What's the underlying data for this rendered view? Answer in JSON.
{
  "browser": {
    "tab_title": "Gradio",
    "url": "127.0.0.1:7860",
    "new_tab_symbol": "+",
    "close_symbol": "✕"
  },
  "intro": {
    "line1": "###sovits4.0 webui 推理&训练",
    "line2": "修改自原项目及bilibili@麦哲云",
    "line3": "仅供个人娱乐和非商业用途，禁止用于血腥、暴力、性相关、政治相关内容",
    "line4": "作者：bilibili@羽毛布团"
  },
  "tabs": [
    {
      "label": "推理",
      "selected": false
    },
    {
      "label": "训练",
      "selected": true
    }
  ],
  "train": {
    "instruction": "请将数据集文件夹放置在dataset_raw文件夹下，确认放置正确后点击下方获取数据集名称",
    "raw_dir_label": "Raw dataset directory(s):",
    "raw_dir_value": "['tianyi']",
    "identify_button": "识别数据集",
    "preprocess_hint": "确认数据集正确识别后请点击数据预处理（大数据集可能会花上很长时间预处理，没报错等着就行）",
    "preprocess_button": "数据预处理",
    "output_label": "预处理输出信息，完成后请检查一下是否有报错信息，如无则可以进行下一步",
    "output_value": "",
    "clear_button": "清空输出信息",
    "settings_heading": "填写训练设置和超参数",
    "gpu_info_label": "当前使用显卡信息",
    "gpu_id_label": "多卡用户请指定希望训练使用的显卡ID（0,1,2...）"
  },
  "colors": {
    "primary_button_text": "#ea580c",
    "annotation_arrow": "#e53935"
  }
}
────
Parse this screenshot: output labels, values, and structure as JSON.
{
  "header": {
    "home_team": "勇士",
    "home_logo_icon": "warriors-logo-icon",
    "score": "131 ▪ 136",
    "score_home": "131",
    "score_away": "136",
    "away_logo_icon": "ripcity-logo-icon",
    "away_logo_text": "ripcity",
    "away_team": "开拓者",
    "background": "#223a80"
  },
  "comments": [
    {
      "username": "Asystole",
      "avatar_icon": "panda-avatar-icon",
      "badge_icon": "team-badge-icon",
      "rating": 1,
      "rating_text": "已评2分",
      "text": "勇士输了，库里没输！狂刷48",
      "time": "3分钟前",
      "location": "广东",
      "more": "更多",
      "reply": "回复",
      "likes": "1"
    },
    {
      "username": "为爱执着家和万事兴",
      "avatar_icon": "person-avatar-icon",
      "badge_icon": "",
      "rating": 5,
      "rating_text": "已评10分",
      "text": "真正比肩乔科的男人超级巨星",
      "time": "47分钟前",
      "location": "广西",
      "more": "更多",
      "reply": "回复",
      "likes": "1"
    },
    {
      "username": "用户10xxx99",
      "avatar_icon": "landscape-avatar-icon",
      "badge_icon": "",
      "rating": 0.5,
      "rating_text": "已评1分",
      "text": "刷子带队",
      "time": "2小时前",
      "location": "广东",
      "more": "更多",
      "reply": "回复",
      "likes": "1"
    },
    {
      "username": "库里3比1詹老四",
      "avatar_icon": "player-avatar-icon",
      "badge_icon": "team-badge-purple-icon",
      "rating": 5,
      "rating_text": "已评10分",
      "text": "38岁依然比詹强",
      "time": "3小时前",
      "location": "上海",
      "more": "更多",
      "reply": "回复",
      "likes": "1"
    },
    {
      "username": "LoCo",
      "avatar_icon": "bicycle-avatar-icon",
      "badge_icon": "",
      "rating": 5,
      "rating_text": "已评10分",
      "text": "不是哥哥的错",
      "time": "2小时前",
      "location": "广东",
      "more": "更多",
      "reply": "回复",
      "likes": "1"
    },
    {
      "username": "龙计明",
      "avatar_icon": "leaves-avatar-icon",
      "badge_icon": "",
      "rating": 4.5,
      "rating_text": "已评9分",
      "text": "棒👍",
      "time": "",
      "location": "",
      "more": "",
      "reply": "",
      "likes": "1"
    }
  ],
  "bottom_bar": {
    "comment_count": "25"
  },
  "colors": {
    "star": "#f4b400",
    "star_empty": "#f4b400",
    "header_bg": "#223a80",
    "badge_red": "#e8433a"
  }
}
────
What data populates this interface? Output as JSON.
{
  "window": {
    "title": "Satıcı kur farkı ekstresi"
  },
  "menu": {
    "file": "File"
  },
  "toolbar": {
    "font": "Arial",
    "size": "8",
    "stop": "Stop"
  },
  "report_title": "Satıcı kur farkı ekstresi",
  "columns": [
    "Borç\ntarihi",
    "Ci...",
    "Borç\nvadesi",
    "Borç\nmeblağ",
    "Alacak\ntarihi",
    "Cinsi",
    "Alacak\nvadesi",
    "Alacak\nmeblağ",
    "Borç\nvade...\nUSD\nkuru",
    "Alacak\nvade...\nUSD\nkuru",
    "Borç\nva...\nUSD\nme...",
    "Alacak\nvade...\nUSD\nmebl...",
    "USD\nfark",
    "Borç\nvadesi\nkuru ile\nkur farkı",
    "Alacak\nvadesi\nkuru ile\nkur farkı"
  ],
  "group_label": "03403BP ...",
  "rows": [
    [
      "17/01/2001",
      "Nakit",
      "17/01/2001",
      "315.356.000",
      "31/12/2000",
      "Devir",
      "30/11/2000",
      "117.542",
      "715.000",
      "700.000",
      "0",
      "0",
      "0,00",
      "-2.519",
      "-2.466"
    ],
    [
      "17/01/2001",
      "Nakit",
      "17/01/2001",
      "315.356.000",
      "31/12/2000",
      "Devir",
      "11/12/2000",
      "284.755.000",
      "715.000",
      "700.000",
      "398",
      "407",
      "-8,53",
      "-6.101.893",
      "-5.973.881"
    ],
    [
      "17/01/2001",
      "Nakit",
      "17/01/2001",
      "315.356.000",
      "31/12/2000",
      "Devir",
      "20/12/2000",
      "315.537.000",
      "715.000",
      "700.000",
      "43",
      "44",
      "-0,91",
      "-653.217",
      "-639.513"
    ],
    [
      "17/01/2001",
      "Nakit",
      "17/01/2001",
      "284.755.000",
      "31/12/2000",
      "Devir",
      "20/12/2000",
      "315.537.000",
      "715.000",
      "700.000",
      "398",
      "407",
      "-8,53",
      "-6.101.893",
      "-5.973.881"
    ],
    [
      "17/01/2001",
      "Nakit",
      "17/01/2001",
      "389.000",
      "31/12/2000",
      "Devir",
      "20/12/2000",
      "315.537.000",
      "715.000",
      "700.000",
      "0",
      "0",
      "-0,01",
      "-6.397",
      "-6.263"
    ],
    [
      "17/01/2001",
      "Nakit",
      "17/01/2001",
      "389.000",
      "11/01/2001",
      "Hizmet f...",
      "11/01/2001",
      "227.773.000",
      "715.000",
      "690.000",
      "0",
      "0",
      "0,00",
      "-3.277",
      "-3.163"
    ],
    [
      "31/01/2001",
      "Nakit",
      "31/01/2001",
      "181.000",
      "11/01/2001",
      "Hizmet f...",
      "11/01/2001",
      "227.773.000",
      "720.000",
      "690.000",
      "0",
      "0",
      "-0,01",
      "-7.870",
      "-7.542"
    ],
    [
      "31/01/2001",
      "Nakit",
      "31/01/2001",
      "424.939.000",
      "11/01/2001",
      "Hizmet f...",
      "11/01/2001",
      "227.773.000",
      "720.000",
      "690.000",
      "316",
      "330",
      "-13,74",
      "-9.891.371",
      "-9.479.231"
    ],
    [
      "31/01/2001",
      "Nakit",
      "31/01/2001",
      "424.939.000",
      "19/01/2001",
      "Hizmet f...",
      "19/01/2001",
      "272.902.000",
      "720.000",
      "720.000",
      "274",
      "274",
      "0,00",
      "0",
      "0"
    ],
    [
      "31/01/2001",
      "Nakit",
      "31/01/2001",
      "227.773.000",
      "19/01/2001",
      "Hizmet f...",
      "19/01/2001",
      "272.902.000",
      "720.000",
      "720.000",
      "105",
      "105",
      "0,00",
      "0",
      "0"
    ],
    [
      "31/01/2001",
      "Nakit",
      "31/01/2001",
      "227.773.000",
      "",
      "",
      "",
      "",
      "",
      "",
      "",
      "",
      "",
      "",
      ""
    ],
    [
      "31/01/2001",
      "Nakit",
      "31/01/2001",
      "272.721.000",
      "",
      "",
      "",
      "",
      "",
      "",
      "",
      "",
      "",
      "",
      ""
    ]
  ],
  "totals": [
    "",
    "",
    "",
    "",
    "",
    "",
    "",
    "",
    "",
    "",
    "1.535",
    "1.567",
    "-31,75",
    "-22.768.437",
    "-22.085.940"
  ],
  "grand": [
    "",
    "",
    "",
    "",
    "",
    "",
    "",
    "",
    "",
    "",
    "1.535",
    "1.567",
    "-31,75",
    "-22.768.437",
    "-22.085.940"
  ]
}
────
> [STATED PROBLEM]:
In the data above, count the lines where the word "avatar" appears; reply with the number only.

> [TASK OUTPUT]:
6